Structured figure records:
····················
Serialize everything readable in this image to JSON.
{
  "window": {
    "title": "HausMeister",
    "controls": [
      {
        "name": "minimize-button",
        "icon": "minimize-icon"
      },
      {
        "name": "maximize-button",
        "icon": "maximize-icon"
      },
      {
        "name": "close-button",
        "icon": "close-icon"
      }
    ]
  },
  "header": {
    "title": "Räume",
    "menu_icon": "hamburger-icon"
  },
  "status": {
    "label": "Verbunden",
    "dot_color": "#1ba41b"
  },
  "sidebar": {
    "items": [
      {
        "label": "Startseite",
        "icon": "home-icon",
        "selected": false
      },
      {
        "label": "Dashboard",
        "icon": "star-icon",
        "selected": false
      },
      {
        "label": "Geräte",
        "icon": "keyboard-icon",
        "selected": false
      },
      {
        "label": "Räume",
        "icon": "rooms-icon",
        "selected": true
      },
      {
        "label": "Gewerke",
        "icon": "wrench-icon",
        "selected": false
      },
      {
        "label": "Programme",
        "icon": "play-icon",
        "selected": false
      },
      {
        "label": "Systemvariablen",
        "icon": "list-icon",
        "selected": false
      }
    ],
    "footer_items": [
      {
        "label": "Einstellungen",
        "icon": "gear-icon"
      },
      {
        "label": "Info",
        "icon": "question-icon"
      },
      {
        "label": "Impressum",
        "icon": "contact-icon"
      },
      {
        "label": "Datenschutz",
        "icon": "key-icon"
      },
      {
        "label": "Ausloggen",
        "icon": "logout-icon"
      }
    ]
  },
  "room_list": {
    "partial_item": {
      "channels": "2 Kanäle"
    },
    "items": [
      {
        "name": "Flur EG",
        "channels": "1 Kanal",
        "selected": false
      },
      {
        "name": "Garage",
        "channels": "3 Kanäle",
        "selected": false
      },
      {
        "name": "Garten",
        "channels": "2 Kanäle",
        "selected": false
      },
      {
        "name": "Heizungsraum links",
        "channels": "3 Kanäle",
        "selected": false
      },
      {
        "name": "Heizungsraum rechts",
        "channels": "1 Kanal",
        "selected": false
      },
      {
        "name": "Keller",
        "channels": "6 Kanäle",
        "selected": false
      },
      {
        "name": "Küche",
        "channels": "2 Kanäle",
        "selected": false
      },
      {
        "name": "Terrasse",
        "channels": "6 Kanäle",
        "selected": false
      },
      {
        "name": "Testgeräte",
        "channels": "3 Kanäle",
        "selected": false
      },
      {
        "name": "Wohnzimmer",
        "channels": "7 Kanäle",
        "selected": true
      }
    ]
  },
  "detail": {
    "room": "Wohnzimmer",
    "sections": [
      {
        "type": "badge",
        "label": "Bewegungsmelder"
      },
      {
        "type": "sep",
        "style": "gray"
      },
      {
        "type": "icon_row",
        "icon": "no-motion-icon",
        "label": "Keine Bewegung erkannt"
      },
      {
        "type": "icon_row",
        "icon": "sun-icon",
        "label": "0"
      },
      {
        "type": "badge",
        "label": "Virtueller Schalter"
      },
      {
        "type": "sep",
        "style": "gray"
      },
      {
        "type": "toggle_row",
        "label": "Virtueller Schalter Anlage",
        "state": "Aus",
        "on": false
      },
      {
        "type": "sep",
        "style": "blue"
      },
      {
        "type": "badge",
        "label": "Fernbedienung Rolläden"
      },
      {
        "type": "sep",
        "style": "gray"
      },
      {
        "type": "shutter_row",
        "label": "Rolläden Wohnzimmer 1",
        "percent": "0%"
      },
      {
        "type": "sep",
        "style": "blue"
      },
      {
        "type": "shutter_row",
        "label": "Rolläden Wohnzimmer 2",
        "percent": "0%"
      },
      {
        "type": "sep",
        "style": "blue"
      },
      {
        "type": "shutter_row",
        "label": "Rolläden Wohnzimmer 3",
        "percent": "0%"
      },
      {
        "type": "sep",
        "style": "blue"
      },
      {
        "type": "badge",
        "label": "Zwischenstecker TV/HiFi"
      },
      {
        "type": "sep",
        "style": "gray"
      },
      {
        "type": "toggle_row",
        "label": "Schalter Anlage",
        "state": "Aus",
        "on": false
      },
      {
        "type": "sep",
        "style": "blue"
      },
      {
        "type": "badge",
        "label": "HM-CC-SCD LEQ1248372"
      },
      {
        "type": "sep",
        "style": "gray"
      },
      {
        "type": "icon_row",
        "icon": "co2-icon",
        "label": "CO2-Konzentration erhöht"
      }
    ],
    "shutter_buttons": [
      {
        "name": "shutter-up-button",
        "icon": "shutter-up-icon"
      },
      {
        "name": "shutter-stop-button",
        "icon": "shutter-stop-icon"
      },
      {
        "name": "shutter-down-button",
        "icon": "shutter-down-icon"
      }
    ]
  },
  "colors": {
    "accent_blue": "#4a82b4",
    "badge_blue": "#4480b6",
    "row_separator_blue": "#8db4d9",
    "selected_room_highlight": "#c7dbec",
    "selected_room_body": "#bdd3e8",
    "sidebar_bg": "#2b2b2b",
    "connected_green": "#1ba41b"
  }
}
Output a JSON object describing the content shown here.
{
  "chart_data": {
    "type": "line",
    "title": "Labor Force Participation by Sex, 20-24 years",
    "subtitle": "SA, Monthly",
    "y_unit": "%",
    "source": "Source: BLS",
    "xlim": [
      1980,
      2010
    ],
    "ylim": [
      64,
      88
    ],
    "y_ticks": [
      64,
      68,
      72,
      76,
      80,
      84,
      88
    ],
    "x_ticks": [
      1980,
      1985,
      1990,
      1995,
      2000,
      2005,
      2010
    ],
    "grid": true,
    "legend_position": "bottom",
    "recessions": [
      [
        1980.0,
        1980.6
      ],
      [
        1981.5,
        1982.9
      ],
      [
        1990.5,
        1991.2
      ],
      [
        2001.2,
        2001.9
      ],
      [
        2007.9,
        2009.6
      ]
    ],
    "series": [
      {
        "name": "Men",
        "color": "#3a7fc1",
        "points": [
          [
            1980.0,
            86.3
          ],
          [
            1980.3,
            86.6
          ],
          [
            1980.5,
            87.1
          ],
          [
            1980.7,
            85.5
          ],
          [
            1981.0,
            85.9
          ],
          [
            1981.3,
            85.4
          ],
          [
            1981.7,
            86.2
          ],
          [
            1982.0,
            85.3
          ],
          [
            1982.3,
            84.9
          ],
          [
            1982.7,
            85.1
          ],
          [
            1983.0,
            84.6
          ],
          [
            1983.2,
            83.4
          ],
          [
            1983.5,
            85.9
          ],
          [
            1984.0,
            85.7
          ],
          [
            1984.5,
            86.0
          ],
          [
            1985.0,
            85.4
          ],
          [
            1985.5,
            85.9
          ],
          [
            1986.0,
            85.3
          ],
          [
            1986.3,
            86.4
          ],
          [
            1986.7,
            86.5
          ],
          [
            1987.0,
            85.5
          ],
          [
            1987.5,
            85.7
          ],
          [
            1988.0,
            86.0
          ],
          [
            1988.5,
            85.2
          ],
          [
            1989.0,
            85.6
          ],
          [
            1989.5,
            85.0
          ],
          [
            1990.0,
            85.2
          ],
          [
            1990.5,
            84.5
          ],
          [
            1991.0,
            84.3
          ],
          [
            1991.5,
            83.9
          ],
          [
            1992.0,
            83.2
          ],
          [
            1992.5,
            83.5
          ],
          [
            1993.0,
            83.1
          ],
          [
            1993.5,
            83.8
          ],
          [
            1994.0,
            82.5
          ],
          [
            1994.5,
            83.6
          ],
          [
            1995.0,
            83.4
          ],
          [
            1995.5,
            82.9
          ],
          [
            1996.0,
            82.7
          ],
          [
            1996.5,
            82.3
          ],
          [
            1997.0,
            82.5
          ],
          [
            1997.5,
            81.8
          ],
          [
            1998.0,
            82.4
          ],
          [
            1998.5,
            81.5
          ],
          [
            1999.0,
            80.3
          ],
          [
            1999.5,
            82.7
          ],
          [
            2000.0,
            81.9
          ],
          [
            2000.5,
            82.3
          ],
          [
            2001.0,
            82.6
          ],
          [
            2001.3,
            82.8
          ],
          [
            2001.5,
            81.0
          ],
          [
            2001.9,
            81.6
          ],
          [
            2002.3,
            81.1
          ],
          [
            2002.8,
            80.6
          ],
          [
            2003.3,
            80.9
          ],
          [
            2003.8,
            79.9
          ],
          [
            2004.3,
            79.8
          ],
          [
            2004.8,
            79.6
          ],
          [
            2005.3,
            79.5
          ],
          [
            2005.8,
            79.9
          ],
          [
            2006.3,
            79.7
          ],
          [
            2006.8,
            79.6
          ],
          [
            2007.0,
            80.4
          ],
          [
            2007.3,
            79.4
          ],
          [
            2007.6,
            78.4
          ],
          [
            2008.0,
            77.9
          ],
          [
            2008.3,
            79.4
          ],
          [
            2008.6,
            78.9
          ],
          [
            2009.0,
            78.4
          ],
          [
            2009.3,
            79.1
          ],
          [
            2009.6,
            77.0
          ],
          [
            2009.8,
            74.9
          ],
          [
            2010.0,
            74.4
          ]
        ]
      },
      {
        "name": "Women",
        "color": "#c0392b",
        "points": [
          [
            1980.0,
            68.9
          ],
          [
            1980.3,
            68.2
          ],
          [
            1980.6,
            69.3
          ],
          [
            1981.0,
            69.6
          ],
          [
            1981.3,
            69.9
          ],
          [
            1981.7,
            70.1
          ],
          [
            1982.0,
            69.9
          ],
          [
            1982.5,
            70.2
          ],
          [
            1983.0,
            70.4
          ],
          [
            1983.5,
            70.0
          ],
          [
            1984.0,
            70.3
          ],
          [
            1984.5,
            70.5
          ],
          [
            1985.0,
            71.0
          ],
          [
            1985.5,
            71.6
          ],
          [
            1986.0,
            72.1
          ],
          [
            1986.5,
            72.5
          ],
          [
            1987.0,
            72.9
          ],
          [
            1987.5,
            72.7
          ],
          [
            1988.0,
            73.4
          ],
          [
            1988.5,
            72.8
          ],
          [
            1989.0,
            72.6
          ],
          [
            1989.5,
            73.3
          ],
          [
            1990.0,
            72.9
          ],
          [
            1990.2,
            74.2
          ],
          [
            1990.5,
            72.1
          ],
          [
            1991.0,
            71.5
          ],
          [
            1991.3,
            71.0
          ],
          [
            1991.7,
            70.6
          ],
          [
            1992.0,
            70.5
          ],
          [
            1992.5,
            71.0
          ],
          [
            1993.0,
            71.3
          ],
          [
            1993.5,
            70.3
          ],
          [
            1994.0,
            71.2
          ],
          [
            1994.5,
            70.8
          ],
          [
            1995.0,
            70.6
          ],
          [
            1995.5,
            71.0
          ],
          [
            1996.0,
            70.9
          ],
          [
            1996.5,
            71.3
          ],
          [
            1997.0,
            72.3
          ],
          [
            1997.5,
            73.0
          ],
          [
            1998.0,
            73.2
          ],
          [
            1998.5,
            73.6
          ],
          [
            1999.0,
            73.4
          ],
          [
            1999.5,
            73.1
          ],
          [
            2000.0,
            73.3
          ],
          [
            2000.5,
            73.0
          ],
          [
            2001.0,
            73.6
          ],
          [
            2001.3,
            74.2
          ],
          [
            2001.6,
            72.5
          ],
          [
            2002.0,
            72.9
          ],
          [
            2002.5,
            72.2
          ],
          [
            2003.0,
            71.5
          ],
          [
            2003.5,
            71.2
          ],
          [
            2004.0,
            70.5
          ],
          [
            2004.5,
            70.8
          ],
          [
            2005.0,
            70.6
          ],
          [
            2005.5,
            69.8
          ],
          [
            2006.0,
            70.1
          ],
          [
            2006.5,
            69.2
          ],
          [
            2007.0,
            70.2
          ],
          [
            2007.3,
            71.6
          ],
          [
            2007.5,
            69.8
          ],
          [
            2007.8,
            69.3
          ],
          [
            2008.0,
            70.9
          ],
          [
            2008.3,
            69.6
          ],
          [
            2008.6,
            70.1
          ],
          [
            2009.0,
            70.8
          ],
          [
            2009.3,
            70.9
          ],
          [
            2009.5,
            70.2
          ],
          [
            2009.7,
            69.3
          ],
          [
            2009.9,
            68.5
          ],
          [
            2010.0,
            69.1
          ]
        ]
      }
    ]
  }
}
····················
- _Task requirements_
Of all the lines in the listing above, how many contain the word "maximize"? Answer with the number alone.

- _Solution for this exercise_
2